*Goal*:
Switch every "drive-icon" in the listing below to "disk-icon", and give all its lines back with nothing else altered.

*Record set*:
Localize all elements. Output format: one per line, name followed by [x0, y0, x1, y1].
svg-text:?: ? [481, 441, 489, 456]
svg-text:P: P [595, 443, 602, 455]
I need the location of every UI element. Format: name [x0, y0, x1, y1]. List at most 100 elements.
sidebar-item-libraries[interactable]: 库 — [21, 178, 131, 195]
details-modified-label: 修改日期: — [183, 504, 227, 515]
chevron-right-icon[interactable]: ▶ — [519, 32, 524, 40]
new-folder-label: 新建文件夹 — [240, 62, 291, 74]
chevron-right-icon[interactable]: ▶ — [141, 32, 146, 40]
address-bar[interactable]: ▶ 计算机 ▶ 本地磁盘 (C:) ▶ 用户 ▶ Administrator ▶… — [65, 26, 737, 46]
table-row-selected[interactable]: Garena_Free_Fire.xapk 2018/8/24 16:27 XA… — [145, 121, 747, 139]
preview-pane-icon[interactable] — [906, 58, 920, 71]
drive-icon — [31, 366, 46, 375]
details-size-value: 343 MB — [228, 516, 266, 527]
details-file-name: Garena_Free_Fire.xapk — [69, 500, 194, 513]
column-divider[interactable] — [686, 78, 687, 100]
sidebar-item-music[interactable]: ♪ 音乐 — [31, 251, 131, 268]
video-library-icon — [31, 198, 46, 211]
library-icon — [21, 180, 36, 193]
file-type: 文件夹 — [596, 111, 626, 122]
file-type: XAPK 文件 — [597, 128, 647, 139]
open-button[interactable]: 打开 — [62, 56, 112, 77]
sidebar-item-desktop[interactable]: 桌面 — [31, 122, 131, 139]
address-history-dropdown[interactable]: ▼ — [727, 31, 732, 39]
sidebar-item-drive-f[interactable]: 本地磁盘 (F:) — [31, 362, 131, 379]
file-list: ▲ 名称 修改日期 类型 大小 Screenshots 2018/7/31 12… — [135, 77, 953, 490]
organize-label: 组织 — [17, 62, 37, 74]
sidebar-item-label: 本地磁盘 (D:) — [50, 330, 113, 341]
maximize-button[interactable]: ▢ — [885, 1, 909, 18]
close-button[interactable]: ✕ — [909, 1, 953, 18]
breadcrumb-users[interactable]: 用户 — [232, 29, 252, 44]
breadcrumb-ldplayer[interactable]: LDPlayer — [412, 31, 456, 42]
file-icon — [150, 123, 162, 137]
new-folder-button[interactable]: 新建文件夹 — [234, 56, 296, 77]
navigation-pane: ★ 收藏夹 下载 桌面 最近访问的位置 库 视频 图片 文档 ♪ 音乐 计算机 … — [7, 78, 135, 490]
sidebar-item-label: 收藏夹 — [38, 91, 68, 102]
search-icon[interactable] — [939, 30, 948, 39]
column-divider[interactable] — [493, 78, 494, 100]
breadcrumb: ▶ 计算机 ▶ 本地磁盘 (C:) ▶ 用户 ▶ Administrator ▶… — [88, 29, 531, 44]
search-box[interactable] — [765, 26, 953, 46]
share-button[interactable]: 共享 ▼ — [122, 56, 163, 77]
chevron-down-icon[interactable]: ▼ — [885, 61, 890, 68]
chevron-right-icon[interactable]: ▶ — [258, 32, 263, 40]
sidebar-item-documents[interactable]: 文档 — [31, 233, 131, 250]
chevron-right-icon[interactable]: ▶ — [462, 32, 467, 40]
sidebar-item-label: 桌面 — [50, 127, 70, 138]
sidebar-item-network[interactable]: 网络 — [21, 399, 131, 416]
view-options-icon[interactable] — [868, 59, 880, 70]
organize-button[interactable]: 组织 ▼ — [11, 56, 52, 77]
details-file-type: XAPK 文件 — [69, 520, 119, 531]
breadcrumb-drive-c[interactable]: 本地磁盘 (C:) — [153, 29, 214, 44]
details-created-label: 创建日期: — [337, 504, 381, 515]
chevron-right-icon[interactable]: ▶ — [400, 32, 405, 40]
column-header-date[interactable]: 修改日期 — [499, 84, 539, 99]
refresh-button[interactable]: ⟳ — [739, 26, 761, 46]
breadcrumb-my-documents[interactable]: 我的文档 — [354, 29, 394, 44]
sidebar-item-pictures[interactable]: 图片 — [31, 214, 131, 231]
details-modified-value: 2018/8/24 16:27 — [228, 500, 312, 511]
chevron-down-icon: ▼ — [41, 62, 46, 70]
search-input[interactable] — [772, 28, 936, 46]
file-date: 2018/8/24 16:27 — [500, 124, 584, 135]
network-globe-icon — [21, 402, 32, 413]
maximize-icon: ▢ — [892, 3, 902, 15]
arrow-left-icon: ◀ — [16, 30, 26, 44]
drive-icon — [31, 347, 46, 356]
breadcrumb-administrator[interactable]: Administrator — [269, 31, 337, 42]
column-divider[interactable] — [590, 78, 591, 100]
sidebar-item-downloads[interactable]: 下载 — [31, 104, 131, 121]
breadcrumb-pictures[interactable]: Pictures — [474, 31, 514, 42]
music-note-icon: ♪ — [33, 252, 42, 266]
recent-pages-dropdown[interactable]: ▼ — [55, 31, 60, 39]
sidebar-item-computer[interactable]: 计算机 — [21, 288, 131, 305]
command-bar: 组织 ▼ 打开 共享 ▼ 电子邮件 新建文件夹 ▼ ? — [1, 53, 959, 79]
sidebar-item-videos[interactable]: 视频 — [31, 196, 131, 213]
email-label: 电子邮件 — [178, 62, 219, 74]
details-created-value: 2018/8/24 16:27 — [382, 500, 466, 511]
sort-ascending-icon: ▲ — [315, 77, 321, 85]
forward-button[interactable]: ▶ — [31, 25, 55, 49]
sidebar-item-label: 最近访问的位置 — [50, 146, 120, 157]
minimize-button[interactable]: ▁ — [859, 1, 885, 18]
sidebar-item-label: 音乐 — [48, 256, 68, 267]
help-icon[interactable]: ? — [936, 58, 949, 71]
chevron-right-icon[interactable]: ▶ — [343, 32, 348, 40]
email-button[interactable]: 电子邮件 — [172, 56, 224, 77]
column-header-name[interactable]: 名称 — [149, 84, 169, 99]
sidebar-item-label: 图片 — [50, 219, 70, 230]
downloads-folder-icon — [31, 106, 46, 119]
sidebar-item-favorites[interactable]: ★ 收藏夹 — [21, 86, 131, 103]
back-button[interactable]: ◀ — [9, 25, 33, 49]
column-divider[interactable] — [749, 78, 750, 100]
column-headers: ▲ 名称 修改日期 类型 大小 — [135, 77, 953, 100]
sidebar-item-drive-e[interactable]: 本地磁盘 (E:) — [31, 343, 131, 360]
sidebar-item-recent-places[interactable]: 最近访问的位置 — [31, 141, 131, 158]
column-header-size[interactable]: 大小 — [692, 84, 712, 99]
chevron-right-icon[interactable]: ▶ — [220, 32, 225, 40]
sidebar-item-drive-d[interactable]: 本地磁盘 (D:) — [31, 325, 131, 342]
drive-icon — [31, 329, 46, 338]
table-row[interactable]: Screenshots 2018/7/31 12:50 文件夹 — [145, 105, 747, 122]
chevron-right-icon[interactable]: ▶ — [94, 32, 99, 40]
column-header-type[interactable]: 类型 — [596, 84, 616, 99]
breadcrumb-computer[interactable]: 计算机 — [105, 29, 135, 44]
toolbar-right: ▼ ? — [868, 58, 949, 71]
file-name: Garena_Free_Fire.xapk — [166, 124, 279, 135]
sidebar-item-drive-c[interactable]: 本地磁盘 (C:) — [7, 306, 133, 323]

*Complete response*:
Localize all elements. Output format: one per line, name followed by [x0, y0, x1, y1].
svg-text:?: ? [481, 441, 489, 456]
svg-text:P: P [595, 443, 602, 455]
I need the location of every UI element. Format: name [x0, y0, x1, y1]. List at most 100 elements.
sidebar-item-libraries[interactable]: 库 — [21, 178, 131, 195]
details-modified-label: 修改日期: — [183, 504, 227, 515]
chevron-right-icon[interactable]: ▶ — [519, 32, 524, 40]
new-folder-label: 新建文件夹 — [240, 62, 291, 74]
chevron-right-icon[interactable]: ▶ — [141, 32, 146, 40]
address-bar[interactable]: ▶ 计算机 ▶ 本地磁盘 (C:) ▶ 用户 ▶ Administrator ▶… — [65, 26, 737, 46]
table-row-selected[interactable]: Garena_Free_Fire.xapk 2018/8/24 16:27 XA… — [145, 121, 747, 139]
preview-pane-icon[interactable] — [906, 58, 920, 71]
disk-icon — [31, 366, 46, 375]
details-size-value: 343 MB — [228, 516, 266, 527]
details-file-name: Garena_Free_Fire.xapk — [69, 500, 194, 513]
column-divider[interactable] — [686, 78, 687, 100]
sidebar-item-music[interactable]: ♪ 音乐 — [31, 251, 131, 268]
video-library-icon — [31, 198, 46, 211]
library-icon — [21, 180, 36, 193]
file-type: 文件夹 — [596, 111, 626, 122]
file-type: XAPK 文件 — [597, 128, 647, 139]
open-button[interactable]: 打开 — [62, 56, 112, 77]
sidebar-item-desktop[interactable]: 桌面 — [31, 122, 131, 139]
address-history-dropdown[interactable]: ▼ — [727, 31, 732, 39]
sidebar-item-drive-f[interactable]: 本地磁盘 (F:) — [31, 362, 131, 379]
file-list: ▲ 名称 修改日期 类型 大小 Screenshots 2018/7/31 12… — [135, 77, 953, 490]
organize-label: 组织 — [17, 62, 37, 74]
sidebar-item-label: 本地磁盘 (D:) — [50, 330, 113, 341]
maximize-button[interactable]: ▢ — [885, 1, 909, 18]
close-button[interactable]: ✕ — [909, 1, 953, 18]
breadcrumb-users[interactable]: 用户 — [232, 29, 252, 44]
breadcrumb-ldplayer[interactable]: LDPlayer — [412, 31, 456, 42]
file-icon — [150, 123, 162, 137]
new-folder-button[interactable]: 新建文件夹 — [234, 56, 296, 77]
navigation-pane: ★ 收藏夹 下载 桌面 最近访问的位置 库 视频 图片 文档 ♪ 音乐 计算机 … — [7, 78, 135, 490]
sidebar-item-label: 收藏夹 — [38, 91, 68, 102]
search-icon[interactable] — [939, 30, 948, 39]
column-divider[interactable] — [493, 78, 494, 100]
breadcrumb: ▶ 计算机 ▶ 本地磁盘 (C:) ▶ 用户 ▶ Administrator ▶… — [88, 29, 531, 44]
search-box[interactable] — [765, 26, 953, 46]
share-button[interactable]: 共享 ▼ — [122, 56, 163, 77]
chevron-down-icon[interactable]: ▼ — [885, 61, 890, 68]
chevron-right-icon[interactable]: ▶ — [258, 32, 263, 40]
sidebar-item-documents[interactable]: 文档 — [31, 233, 131, 250]
chevron-right-icon[interactable]: ▶ — [462, 32, 467, 40]
sidebar-item-label: 桌面 — [50, 127, 70, 138]
sidebar-item-network[interactable]: 网络 — [21, 399, 131, 416]
view-options-icon[interactable] — [868, 59, 880, 70]
organize-button[interactable]: 组织 ▼ — [11, 56, 52, 77]
details-file-type: XAPK 文件 — [69, 520, 119, 531]
breadcrumb-drive-c[interactable]: 本地磁盘 (C:) — [153, 29, 214, 44]
details-created-label: 创建日期: — [337, 504, 381, 515]
chevron-right-icon[interactable]: ▶ — [400, 32, 405, 40]
column-header-date[interactable]: 修改日期 — [499, 84, 539, 99]
refresh-button[interactable]: ⟳ — [739, 26, 761, 46]
breadcrumb-my-documents[interactable]: 我的文档 — [354, 29, 394, 44]
sidebar-item-pictures[interactable]: 图片 — [31, 214, 131, 231]
details-modified-value: 2018/8/24 16:27 — [228, 500, 312, 511]
chevron-down-icon: ▼ — [41, 62, 46, 70]
search-input[interactable] — [772, 28, 936, 46]
file-date: 2018/8/24 16:27 — [500, 124, 584, 135]
network-globe-icon — [21, 402, 32, 413]
maximize-icon: ▢ — [892, 3, 902, 15]
arrow-left-icon: ◀ — [16, 30, 26, 44]
disk-icon — [31, 347, 46, 356]
breadcrumb-administrator[interactable]: Administrator — [269, 31, 337, 42]
column-divider[interactable] — [590, 78, 591, 100]
sidebar-item-downloads[interactable]: 下载 — [31, 104, 131, 121]
breadcrumb-pictures[interactable]: Pictures — [474, 31, 514, 42]
music-note-icon: ♪ — [33, 252, 42, 266]
recent-pages-dropdown[interactable]: ▼ — [55, 31, 60, 39]
sidebar-item-computer[interactable]: 计算机 — [21, 288, 131, 305]
command-bar: 组织 ▼ 打开 共享 ▼ 电子邮件 新建文件夹 ▼ ? — [1, 53, 959, 79]
sidebar-item-videos[interactable]: 视频 — [31, 196, 131, 213]
email-label: 电子邮件 — [178, 62, 219, 74]
details-created-value: 2018/8/24 16:27 — [382, 500, 466, 511]
sort-ascending-icon: ▲ — [315, 77, 321, 85]
forward-button[interactable]: ▶ — [31, 25, 55, 49]
sidebar-item-label: 最近访问的位置 — [50, 146, 120, 157]
minimize-button[interactable]: ▁ — [859, 1, 885, 18]
sidebar-item-label: 音乐 — [48, 256, 68, 267]
help-icon[interactable]: ? — [936, 58, 949, 71]
chevron-right-icon[interactable]: ▶ — [343, 32, 348, 40]
email-button[interactable]: 电子邮件 — [172, 56, 224, 77]
column-header-name[interactable]: 名称 — [149, 84, 169, 99]
sidebar-item-label: 图片 — [50, 219, 70, 230]
downloads-folder-icon — [31, 106, 46, 119]
sidebar-item-favorites[interactable]: ★ 收藏夹 — [21, 86, 131, 103]
back-button[interactable]: ◀ — [9, 25, 33, 49]
column-divider[interactable] — [749, 78, 750, 100]
column-headers: ▲ 名称 修改日期 类型 大小 — [135, 77, 953, 100]
sidebar-item-drive-e[interactable]: 本地磁盘 (E:) — [31, 343, 131, 360]
sidebar-item-recent-places[interactable]: 最近访问的位置 — [31, 141, 131, 158]
column-header-size[interactable]: 大小 — [692, 84, 712, 99]
chevron-right-icon[interactable]: ▶ — [220, 32, 225, 40]
sidebar-item-drive-d[interactable]: 本地磁盘 (D:) — [31, 325, 131, 342]
disk-icon — [31, 329, 46, 338]
table-row[interactable]: Screenshots 2018/7/31 12:50 文件夹 — [145, 105, 747, 122]
chevron-right-icon[interactable]: ▶ — [94, 32, 99, 40]
column-header-type[interactable]: 类型 — [596, 84, 616, 99]
breadcrumb-computer[interactable]: 计算机 — [105, 29, 135, 44]
toolbar-right: ▼ ? — [868, 58, 949, 71]
file-name: Garena_Free_Fire.xapk — [166, 124, 279, 135]
sidebar-item-drive-c[interactable]: 本地磁盘 (C:) — [7, 306, 133, 323]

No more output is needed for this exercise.